Stated task:
Copy out all the entries word for word.
══════════════════════════════
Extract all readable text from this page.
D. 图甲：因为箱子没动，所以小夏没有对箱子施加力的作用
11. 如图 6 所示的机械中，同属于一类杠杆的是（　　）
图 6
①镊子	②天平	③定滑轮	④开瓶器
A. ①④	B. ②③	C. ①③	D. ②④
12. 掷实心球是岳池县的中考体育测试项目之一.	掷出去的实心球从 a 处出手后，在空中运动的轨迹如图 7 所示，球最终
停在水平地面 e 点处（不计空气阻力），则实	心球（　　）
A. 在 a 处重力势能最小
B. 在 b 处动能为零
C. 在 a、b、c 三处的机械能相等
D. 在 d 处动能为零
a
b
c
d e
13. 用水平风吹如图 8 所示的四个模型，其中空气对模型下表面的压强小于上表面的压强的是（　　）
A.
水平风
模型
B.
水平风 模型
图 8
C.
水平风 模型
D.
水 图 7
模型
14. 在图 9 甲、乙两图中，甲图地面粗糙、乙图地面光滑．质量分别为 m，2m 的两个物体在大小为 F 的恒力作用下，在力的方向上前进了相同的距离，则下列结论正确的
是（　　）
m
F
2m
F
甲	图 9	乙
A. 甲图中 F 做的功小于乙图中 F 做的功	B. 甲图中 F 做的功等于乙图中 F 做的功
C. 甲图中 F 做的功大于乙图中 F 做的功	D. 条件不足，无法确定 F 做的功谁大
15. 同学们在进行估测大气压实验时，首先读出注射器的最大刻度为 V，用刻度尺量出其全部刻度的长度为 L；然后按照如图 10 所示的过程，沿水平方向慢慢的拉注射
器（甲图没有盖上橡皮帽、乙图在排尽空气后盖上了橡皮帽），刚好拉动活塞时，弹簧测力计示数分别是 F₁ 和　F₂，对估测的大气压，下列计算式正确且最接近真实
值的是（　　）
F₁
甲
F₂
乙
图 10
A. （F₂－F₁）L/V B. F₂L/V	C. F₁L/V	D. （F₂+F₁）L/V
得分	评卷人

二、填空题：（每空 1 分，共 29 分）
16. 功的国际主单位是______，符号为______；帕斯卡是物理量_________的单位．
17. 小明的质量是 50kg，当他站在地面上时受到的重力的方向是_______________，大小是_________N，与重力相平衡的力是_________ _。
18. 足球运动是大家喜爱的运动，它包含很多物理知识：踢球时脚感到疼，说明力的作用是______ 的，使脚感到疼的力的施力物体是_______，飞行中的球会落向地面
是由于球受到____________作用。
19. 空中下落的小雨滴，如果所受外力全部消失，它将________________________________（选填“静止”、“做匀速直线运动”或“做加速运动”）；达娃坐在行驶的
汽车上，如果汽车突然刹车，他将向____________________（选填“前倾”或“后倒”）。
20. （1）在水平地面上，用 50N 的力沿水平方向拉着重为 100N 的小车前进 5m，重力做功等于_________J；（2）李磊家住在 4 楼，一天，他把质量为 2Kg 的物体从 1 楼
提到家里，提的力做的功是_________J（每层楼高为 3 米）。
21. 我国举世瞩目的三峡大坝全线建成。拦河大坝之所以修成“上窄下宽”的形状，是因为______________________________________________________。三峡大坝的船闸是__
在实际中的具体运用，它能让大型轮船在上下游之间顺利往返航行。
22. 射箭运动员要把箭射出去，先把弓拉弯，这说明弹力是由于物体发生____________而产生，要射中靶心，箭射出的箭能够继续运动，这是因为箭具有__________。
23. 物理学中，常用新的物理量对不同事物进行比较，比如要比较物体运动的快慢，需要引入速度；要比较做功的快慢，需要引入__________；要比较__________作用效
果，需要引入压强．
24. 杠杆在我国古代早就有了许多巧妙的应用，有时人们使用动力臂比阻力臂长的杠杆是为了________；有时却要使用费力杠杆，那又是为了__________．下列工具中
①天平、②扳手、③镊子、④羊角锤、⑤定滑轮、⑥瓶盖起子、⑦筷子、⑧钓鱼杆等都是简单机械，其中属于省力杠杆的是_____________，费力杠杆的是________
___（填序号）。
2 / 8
══════════════════════════════
Written response:
Extract all readable text from this page.
D. 图甲：因为箱子没动，所以小夏没有对箱子施加力的作用
11. 如图 6 所示的机械中，同属于一类杠杆的是（　　）
图 6
①镊子	②天平	③定滑轮	④开瓶器
A. ①④	B. ②③	C. ①③	D. ②④
12. 掷实心球是岳池县的中考体育测试项目之一.	掷出去的实心球从 a 处出手后，在空中运动的轨迹如图 7 所示，球最终
停在水平地面 e 点处（不计空气阻力），则实	心球（　　）
A. 在 a 处重力势能最小
B. 在 b 处动能为零
C. 在 a、b、c 三处的机械能相等
D. 在 d 处动能为零
a
b
c
d e
13. 用水平风吹如图 8 所示的四个模型，其中空气对模型下表面的压强小于上表面的压强的是（　　）
A.
水平风
模型
B.
水平风 模型
图 8
C.
水平风 模型
D.
水 图 7
模型
14. 在图 9 甲、乙两图中，甲图地面粗糙、乙图地面光滑．质量分别为 m，2m 的两个物体在大小为 F 的恒力作用下，在力的方向上前进了相同的距离，则下列结论正确的
是（　　）
m
F
2m
F
甲	图 9	乙
A. 甲图中 F 做的功小于乙图中 F 做的功	B. 甲图中 F 做的功等于乙图中 F 做的功
C. 甲图中 F 做的功大于乙图中 F 做的功	D. 条件不足，无法确定 F 做的功谁大
15. 同学们在进行估测大气压实验时，首先读出注射器的最大刻度为 V，用刻度尺量出其全部刻度的长度为 L；然后按照如图 10 所示的过程，沿水平方向慢慢的拉注射
器（甲图没有盖上橡皮帽、乙图在排尽空气后盖上了橡皮帽），刚好拉动活塞时，弹簧测力计示数分别是 F₁ 和　F₂，对估测的大气压，下列计算式正确且最接近真实
值的是（　　）
F₁
甲
F₂
乙
图 10
A. （F₂－F₁）L/V B. F₂L/V	C. F₁L/V	D. （F₂+F₁）L/V
得分	评卷人

二、填空题：（每空 1 分，共 29 分）
16. 功的国际主单位是______，符号为______；帕斯卡是物理量_________的单位．
17. 小明的质量是 50kg，当他站在地面上时受到的重力的方向是_______________，大小是_________N，与重力相平衡的力是_________ _。
18. 足球运动是大家喜爱的运动，它包含很多物理知识：踢球时脚感到疼，说明力的作用是______ 的，使脚感到疼的力的施力物体是_______，飞行中的球会落向地面
是由于球受到____________作用。
19. 空中下落的小雨滴，如果所受外力全部消失，它将________________________________（选填“静止”、“做匀速直线运动”或“做加速运动”）；达娃坐在行驶的
汽车上，如果汽车突然刹车，他将向____________________（选填“前倾”或“后倒”）。
20. （1）在水平地面上，用 50N 的力沿水平方向拉着重为 100N 的小车前进 5m，重力做功等于_________J；（2）李磊家住在 4 楼，一天，他把质量为 2Kg 的物体从 1 楼
提到家里，提的力做的功是_________J（每层楼高为 3 米）。
21. 我国举世瞩目的三峡大坝全线建成。拦河大坝之所以修成“上窄下宽”的形状，是因为______________________________________________________。三峡大坝的船闸是__
在实际中的具体运用，它能让大型轮船在上下游之间顺利往返航行。
22. 射箭运动员要把箭射出去，先把弓拉弯，这说明弹力是由于物体发生____________而产生，要射中靶心，箭射出的箭能够继续运动，这是因为箭具有__________。
23. 物理学中，常用新的物理量对不同事物进行比较，比如要比较物体运动的快慢，需要引入速度；要比较做功的快慢，需要引入__________；要比较__________作用效
果，需要引入压强．
24. 杠杆在我国古代早就有了许多巧妙的应用，有时人们使用动力臂比阻力臂长的杠杆是为了________；有时却要使用费力杠杆，那又是为了__________．下列工具中
①天平、②扳手、③镊子、④羊角锤、⑤定滑轮、⑥瓶盖起子、⑦筷子、⑧钓鱼杆等都是简单机械，其中属于省力杠杆的是_____________，费力杠杆的是________
___（填序号）。
2 / 8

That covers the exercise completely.